Text shown:
- - - -

Wikimedia Commons / Public Domain, Unknown Author
Flood waters from the Guadalupe River surround homes near Kerrville on July 4, 2025.
The director of Camp Mystic, the all-girls Christian camp where 27 died during last weekend’s Central Texas flooding, waited more than an hour after receiving the first weather alert to evacuate, despite the site being in a high-risk flood zone, the Washington Post reports.
Camp Mystic Executive Director Richard “Dick” Eastland, 70, received a “life-threatening” flood alert from the National Weather Service (NWS) at 1:14 a.m. July 4, according to the Post. Even though Camp Mystic is located in a known flood plain along the banks of the Guadalupe River, he didn’t evacuate the camp until 2:30 a.m., Eastland family members told the newspaper.
By that time, the Guadalupe River had already risen to a historic 37.5-foot crest, according top the Post.
Eastland died in the flooding, which has so far taken the lives of more than 130 people. Nearly 100 remain missing.
Serena Aldrich, an attorney and parent of two campers who survived, told the Washing Post the camp should have been evacuated immediately.
“They should have been paying attention to those warnings and evacuated the camp,” Aldrich said. “The flooding is not a new thing. I don’t know if it’s ever been to epic proportions like that, but ignoring the warnings doesn’t make a lot of sense to me.”
The NWS doesn’t have the authority to order mandatory evacuations. That lies with Kerr County officials. However, Kerrville City Manager Dalton Rice said this week that he had his emergency weather alerts turned off the day the flood waters rose.

- - - -

Short problem A:
Extract each line from the records below that contains the string "right".

Coordinate annotation records:

- - - -

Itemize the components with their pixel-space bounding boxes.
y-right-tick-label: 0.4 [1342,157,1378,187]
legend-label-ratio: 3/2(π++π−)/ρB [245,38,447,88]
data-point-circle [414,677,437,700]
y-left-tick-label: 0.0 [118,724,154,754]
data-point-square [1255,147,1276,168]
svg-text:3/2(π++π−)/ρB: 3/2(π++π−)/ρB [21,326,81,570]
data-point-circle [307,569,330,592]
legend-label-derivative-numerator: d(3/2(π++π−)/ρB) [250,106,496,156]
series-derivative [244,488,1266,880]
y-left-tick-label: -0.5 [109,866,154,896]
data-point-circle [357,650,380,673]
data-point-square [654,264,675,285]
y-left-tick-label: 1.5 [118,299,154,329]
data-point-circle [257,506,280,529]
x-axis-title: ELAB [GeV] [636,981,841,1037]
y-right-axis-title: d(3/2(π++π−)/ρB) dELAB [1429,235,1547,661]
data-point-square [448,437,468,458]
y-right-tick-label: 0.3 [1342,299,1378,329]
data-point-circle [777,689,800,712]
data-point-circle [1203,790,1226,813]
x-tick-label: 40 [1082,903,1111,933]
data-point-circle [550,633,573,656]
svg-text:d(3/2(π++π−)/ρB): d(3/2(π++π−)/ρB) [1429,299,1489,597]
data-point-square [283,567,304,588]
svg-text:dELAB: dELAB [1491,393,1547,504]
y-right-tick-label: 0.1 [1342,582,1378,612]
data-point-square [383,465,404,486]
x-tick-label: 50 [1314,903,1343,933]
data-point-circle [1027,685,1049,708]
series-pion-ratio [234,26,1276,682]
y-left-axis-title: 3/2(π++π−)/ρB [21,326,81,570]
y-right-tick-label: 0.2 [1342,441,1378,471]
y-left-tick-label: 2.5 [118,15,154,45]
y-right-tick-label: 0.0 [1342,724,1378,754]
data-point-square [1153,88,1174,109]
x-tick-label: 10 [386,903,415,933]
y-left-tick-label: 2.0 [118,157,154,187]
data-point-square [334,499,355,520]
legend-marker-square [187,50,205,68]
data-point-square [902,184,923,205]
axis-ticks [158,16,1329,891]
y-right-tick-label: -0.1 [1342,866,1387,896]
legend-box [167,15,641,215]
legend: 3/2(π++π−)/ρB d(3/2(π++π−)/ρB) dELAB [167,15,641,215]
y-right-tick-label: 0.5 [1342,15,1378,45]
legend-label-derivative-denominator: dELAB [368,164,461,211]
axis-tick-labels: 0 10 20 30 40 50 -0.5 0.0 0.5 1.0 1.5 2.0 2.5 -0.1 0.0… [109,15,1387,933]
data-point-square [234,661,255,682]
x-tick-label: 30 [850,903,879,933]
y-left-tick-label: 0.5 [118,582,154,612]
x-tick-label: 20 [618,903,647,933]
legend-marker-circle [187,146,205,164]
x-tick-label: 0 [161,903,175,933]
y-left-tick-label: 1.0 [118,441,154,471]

- - - -

Short problem B:
Translate this sentence from the article on the Camp Mystic flooding into Spanish: "Eastland died in the flooding, which has so far taken the lives of more than 130 people."

Task output A:
y-right-tick-label: 0.4 [1342,157,1378,187]
y-right-axis-title: d(3/2(π++π−)/ρB) dELAB [1429,235,1547,661]
y-right-tick-label: 0.3 [1342,299,1378,329]
y-right-tick-label: 0.1 [1342,582,1378,612]
y-right-tick-label: 0.2 [1342,441,1378,471]
y-right-tick-label: 0.0 [1342,724,1378,754]
y-right-tick-label: -0.1 [1342,866,1387,896]
y-right-tick-label: 0.5 [1342,15,1378,45]

Task output B:
Eastland murió en la inundación, que hasta ahora ha cobrado la vida de más de 130 personas.